[Given exercise] Reproduce verbatim the rows between the line containing "Identify all the" and the line containing "wave-height-label: 4.70 —", inclusive.

[Records supplied]
>>

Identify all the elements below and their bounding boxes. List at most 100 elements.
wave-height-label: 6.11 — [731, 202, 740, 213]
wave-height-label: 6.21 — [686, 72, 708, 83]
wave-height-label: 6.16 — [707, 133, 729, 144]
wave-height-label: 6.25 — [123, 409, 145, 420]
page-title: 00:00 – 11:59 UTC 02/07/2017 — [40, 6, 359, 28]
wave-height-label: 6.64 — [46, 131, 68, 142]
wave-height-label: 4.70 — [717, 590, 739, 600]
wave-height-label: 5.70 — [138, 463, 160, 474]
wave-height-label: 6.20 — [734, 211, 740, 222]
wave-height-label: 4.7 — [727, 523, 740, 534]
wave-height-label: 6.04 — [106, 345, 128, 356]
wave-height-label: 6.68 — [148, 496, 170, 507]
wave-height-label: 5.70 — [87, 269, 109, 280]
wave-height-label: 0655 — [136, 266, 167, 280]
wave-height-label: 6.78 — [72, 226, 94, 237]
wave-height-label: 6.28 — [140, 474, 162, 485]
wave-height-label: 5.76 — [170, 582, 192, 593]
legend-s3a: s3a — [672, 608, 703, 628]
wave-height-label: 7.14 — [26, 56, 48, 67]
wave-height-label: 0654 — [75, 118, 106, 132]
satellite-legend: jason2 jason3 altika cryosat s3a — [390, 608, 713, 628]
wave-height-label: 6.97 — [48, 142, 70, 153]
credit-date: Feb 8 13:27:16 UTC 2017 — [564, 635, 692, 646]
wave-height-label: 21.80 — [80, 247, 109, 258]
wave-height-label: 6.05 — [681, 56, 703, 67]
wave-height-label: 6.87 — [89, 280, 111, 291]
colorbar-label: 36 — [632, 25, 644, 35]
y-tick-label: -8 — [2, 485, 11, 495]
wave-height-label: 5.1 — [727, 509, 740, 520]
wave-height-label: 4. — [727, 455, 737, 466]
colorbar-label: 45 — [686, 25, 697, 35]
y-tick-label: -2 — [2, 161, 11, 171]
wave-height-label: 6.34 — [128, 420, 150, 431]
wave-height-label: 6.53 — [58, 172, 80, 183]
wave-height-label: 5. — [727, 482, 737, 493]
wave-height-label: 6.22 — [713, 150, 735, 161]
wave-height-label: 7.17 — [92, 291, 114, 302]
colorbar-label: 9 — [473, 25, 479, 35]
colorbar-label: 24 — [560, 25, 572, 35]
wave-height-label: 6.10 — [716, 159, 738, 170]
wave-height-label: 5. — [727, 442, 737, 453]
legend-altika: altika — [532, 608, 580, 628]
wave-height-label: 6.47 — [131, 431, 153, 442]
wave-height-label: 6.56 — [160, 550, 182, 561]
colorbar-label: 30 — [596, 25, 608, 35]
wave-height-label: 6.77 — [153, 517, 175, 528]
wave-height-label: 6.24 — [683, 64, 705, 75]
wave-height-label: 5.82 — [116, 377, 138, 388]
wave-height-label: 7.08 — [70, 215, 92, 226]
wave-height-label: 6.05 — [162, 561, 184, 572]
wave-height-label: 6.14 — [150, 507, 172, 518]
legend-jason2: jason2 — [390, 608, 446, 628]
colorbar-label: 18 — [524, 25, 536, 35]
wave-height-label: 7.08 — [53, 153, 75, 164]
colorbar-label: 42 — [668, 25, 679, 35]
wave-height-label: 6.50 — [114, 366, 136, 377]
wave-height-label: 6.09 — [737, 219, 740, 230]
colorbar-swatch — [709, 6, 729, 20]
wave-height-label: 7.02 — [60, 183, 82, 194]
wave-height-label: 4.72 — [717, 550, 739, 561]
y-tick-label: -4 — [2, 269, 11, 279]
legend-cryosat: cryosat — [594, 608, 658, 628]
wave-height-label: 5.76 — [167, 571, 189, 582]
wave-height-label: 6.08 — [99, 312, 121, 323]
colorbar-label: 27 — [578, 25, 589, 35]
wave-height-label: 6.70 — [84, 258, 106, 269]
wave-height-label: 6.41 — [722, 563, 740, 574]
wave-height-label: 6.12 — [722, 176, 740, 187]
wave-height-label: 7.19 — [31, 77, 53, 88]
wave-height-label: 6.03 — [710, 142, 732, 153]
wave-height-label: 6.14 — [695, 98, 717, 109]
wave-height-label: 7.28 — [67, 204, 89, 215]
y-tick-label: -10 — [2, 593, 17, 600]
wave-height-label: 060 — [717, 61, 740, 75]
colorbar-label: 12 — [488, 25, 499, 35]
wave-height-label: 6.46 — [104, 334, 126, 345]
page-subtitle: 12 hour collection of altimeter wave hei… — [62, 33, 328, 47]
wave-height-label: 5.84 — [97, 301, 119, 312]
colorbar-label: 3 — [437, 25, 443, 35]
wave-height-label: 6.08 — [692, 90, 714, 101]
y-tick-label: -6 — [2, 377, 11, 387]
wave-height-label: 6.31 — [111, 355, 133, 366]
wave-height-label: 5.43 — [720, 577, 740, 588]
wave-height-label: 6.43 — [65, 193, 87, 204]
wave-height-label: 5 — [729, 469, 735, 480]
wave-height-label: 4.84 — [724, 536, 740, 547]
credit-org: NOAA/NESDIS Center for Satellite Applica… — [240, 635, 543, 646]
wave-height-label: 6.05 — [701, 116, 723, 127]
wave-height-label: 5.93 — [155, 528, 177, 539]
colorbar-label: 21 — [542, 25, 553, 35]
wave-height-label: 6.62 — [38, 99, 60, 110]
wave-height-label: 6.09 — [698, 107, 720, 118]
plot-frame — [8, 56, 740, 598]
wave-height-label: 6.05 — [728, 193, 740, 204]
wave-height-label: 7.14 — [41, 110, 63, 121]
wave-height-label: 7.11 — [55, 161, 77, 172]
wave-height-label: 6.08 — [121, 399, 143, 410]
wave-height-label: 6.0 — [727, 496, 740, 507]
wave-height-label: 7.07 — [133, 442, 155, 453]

<<
>>

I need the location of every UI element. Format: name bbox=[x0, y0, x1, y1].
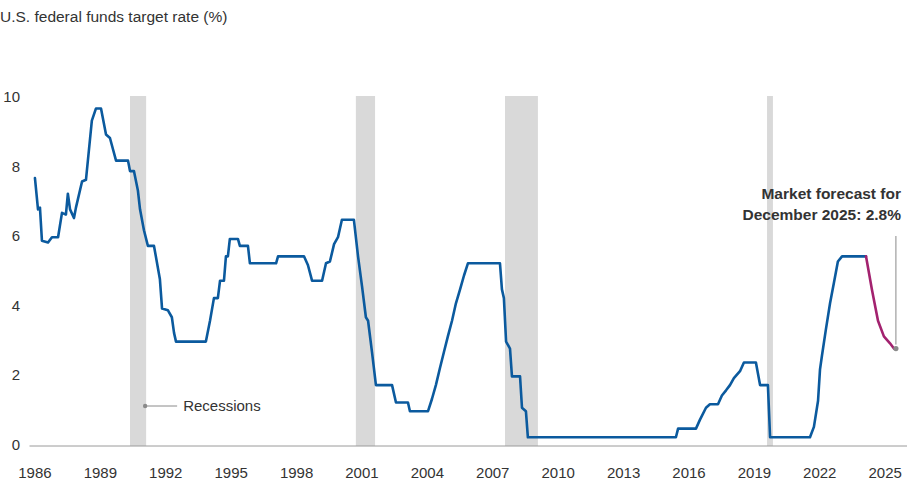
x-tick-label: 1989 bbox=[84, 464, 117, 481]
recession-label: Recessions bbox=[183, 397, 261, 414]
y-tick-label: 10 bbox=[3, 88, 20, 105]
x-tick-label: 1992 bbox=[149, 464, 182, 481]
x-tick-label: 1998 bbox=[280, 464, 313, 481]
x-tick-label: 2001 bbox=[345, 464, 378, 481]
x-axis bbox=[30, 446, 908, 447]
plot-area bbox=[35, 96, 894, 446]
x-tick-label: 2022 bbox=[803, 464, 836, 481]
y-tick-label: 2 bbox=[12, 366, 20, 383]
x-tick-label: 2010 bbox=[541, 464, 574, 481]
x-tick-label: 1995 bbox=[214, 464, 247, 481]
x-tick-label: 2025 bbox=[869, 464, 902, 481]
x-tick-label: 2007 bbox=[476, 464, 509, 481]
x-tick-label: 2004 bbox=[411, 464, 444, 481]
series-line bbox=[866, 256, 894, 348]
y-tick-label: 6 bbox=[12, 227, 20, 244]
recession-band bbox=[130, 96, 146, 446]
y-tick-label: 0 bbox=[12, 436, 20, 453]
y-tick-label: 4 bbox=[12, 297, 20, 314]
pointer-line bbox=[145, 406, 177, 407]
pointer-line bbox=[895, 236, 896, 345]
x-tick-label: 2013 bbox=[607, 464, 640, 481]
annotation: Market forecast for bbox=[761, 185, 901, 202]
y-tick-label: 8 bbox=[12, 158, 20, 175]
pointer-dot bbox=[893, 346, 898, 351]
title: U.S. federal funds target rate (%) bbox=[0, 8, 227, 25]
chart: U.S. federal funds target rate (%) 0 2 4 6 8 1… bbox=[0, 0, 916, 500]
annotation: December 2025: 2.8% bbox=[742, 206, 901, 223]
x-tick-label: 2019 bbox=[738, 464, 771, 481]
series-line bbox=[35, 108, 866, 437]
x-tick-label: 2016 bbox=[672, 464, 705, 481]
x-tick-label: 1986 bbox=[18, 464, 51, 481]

<<

[Response]
Identify all the elements below and their bounding boxes. List at most 100 elements.
wave-height-label: 6.11 — [731, 202, 740, 213]
wave-height-label: 6.21 — [686, 72, 708, 83]
wave-height-label: 6.16 — [707, 133, 729, 144]
wave-height-label: 6.25 — [123, 409, 145, 420]
page-title: 00:00 – 11:59 UTC 02/07/2017 — [40, 6, 359, 28]
wave-height-label: 6.64 — [46, 131, 68, 142]
wave-height-label: 4.70 — [717, 590, 739, 600]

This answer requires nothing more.